**Problem to work on:**
Copy out each line below that has the word "blue" in it.

**Exercise inputs:**
+++

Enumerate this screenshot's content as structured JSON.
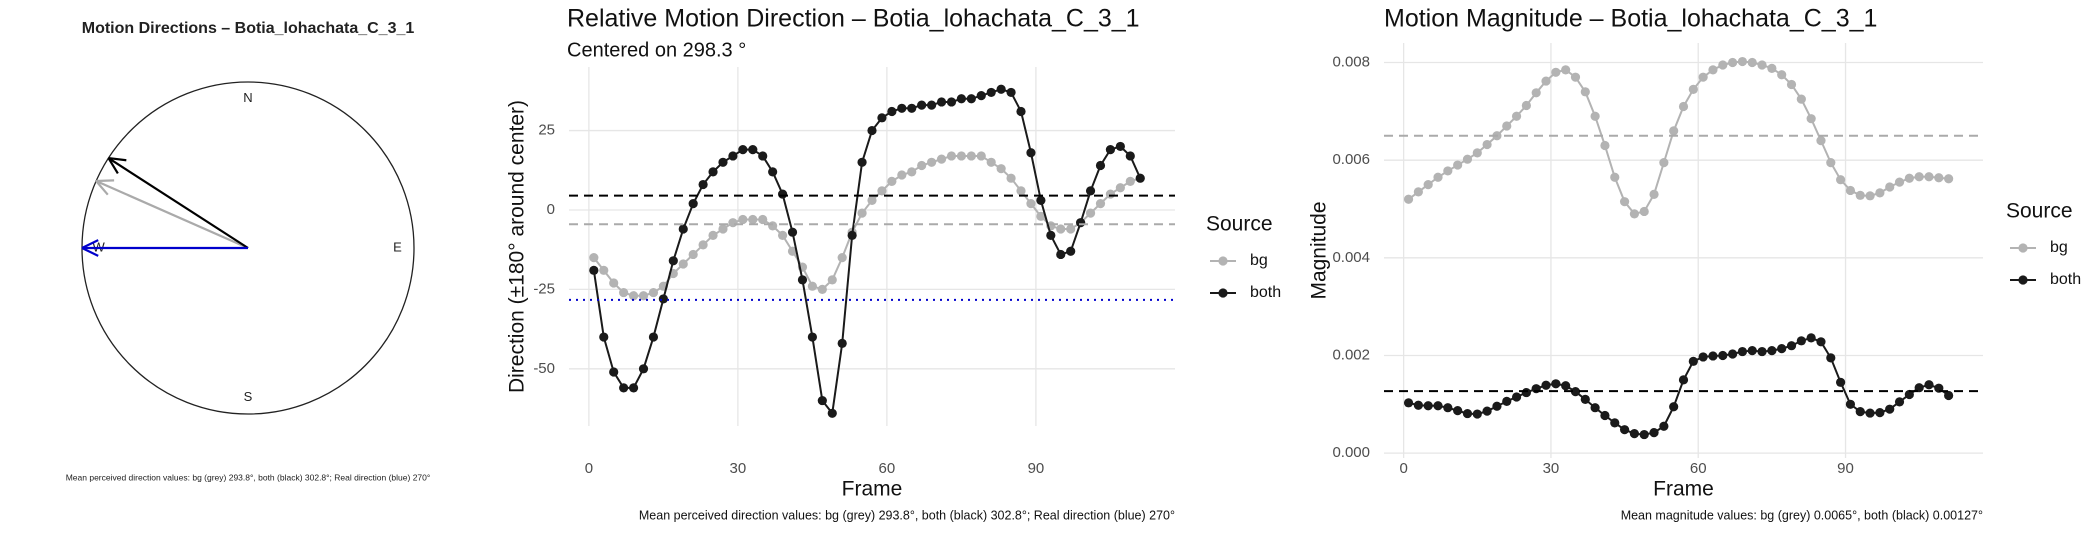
{
  "chart_data": [
    {
      "type": "compass",
      "title": "Motion Directions – Botia_lohachata_C_3_1",
      "cardinals": [
        "N",
        "E",
        "S",
        "W"
      ],
      "directions": [
        {
          "name": "bg",
          "color": "#aaaaaa",
          "value": 293.8
        },
        {
          "name": "both",
          "color": "#000000",
          "value": 302.8
        },
        {
          "name": "Real direction",
          "color": "#0000cc",
          "value": 270
        }
      ],
      "caption": "Mean perceived direction values: bg (grey) 293.8°, both (black) 302.8°; Real direction (blue) 270°"
    },
    {
      "type": "line",
      "title": "Relative Motion Direction – Botia_lohachata_C_3_1",
      "subtitle": "Centered on  298.3 °",
      "x_label": "Frame",
      "y_label": "Direction (±180° around center)",
      "caption": "Mean perceived direction values: bg (grey) 293.8°, both (black) 302.8°; Real direction (blue) 270°",
      "legend_title": "Source",
      "grid": true,
      "xlim": [
        -4,
        118
      ],
      "xticks": [
        0,
        30,
        60,
        90
      ],
      "ylim": [
        -68,
        45
      ],
      "yticks": [
        -50,
        -25,
        0,
        25
      ],
      "x": [
        1,
        3,
        5,
        7,
        9,
        11,
        13,
        15,
        17,
        19,
        21,
        23,
        25,
        27,
        29,
        31,
        33,
        35,
        37,
        39,
        41,
        43,
        45,
        47,
        49,
        51,
        53,
        55,
        57,
        59,
        61,
        63,
        65,
        67,
        69,
        71,
        73,
        75,
        77,
        79,
        81,
        83,
        85,
        87,
        89,
        91,
        93,
        95,
        97,
        99,
        101,
        103,
        105,
        107,
        109,
        111
      ],
      "series": [
        {
          "name": "bg",
          "color": "#b3b3b3",
          "values": [
            -15,
            -19,
            -23,
            -26,
            -27,
            -27,
            -26,
            -24,
            -20,
            -17,
            -14,
            -11,
            -8,
            -6,
            -4,
            -3,
            -3,
            -3,
            -5,
            -8,
            -13,
            -18,
            -24,
            -25,
            -22,
            -15,
            -7,
            -1,
            3,
            6,
            9,
            11,
            12,
            14,
            15,
            16,
            17,
            17,
            17,
            17,
            15,
            13,
            10,
            6,
            2,
            -2,
            -5,
            -6,
            -6,
            -4,
            -1,
            2,
            5,
            7,
            9,
            10
          ]
        },
        {
          "name": "both",
          "color": "#1a1a1a",
          "values": [
            -19,
            -40,
            -51,
            -56,
            -56,
            -50,
            -40,
            -28,
            -16,
            -6,
            2,
            8,
            12,
            15,
            17,
            19,
            19,
            17,
            12,
            5,
            -7,
            -22,
            -40,
            -60,
            -64,
            -42,
            -8,
            15,
            25,
            29,
            31,
            32,
            32,
            33,
            33,
            34,
            34,
            35,
            35,
            36,
            37,
            38,
            37,
            31,
            18,
            3,
            -8,
            -14,
            -13,
            -4,
            6,
            14,
            19,
            20,
            17,
            10
          ]
        }
      ],
      "hlines": [
        {
          "value": 4.5,
          "color": "#000000",
          "dash": "dashed"
        },
        {
          "value": -4.5,
          "color": "#aaaaaa",
          "dash": "dashed"
        },
        {
          "value": -28.3,
          "color": "#0000cc",
          "dash": "dotted"
        }
      ]
    },
    {
      "type": "line",
      "title": "Motion Magnitude – Botia_lohachata_C_3_1",
      "x_label": "Frame",
      "y_label": "Magnitude",
      "caption": "Mean magnitude values: bg (grey) 0.0065°, both (black) 0.00127°",
      "legend_title": "Source",
      "grid": true,
      "xlim": [
        -4,
        118
      ],
      "xticks": [
        0,
        30,
        60,
        90
      ],
      "ylim": [
        -0.0001,
        0.0084
      ],
      "yticks": [
        {
          "value": 0,
          "label": "0.000"
        },
        {
          "value": 0.002,
          "label": "0.002"
        },
        {
          "value": 0.004,
          "label": "0.004"
        },
        {
          "value": 0.006,
          "label": "0.006"
        },
        {
          "value": 0.008,
          "label": "0.008"
        }
      ],
      "x": [
        1,
        3,
        5,
        7,
        9,
        11,
        13,
        15,
        17,
        19,
        21,
        23,
        25,
        27,
        29,
        31,
        33,
        35,
        37,
        39,
        41,
        43,
        45,
        47,
        49,
        51,
        53,
        55,
        57,
        59,
        61,
        63,
        65,
        67,
        69,
        71,
        73,
        75,
        77,
        79,
        81,
        83,
        85,
        87,
        89,
        91,
        93,
        95,
        97,
        99,
        101,
        103,
        105,
        107,
        109,
        111
      ],
      "series": [
        {
          "name": "bg",
          "color": "#b3b3b3",
          "values": [
            0.0052,
            0.00535,
            0.0055,
            0.00565,
            0.00578,
            0.0059,
            0.00602,
            0.00615,
            0.00632,
            0.0065,
            0.0067,
            0.0069,
            0.00712,
            0.00738,
            0.00762,
            0.0078,
            0.00785,
            0.0077,
            0.0074,
            0.0069,
            0.0063,
            0.00565,
            0.00515,
            0.0049,
            0.00495,
            0.0053,
            0.00595,
            0.0066,
            0.0071,
            0.00745,
            0.0077,
            0.00785,
            0.00795,
            0.008,
            0.00802,
            0.008,
            0.00795,
            0.00788,
            0.00775,
            0.00755,
            0.00725,
            0.00685,
            0.0064,
            0.00595,
            0.0056,
            0.00538,
            0.00528,
            0.00527,
            0.00533,
            0.00545,
            0.00555,
            0.00563,
            0.00566,
            0.00566,
            0.00564,
            0.00562
          ]
        },
        {
          "name": "both",
          "color": "#1a1a1a",
          "values": [
            0.00103,
            0.00098,
            0.00097,
            0.00097,
            0.00093,
            0.00087,
            0.00081,
            0.0008,
            0.00086,
            0.00096,
            0.00106,
            0.00115,
            0.00124,
            0.00132,
            0.00139,
            0.00142,
            0.00138,
            0.00126,
            0.0011,
            0.00093,
            0.00077,
            0.00062,
            0.00048,
            0.0004,
            0.00038,
            0.00042,
            0.00055,
            0.00095,
            0.0015,
            0.00188,
            0.00197,
            0.00199,
            0.002,
            0.00203,
            0.00208,
            0.0021,
            0.00208,
            0.0021,
            0.00214,
            0.0022,
            0.0023,
            0.00236,
            0.00228,
            0.00195,
            0.00145,
            0.001,
            0.00085,
            0.00082,
            0.00083,
            0.0009,
            0.00105,
            0.0012,
            0.00134,
            0.0014,
            0.00133,
            0.00118
          ]
        }
      ],
      "hlines": [
        {
          "value": 0.0065,
          "color": "#aaaaaa",
          "dash": "dashed"
        },
        {
          "value": 0.00127,
          "color": "#000000",
          "dash": "dashed"
        }
      ]
    }
  ]
}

+++

**Final result:**
      "caption": "Mean perceived direction values: bg (grey) 293.8°, both (black) 302.8°; Real direction (blue) 270°"
      "caption": "Mean perceived direction values: bg (grey) 293.8°, both (black) 302.8°; Real direction (blue) 270°",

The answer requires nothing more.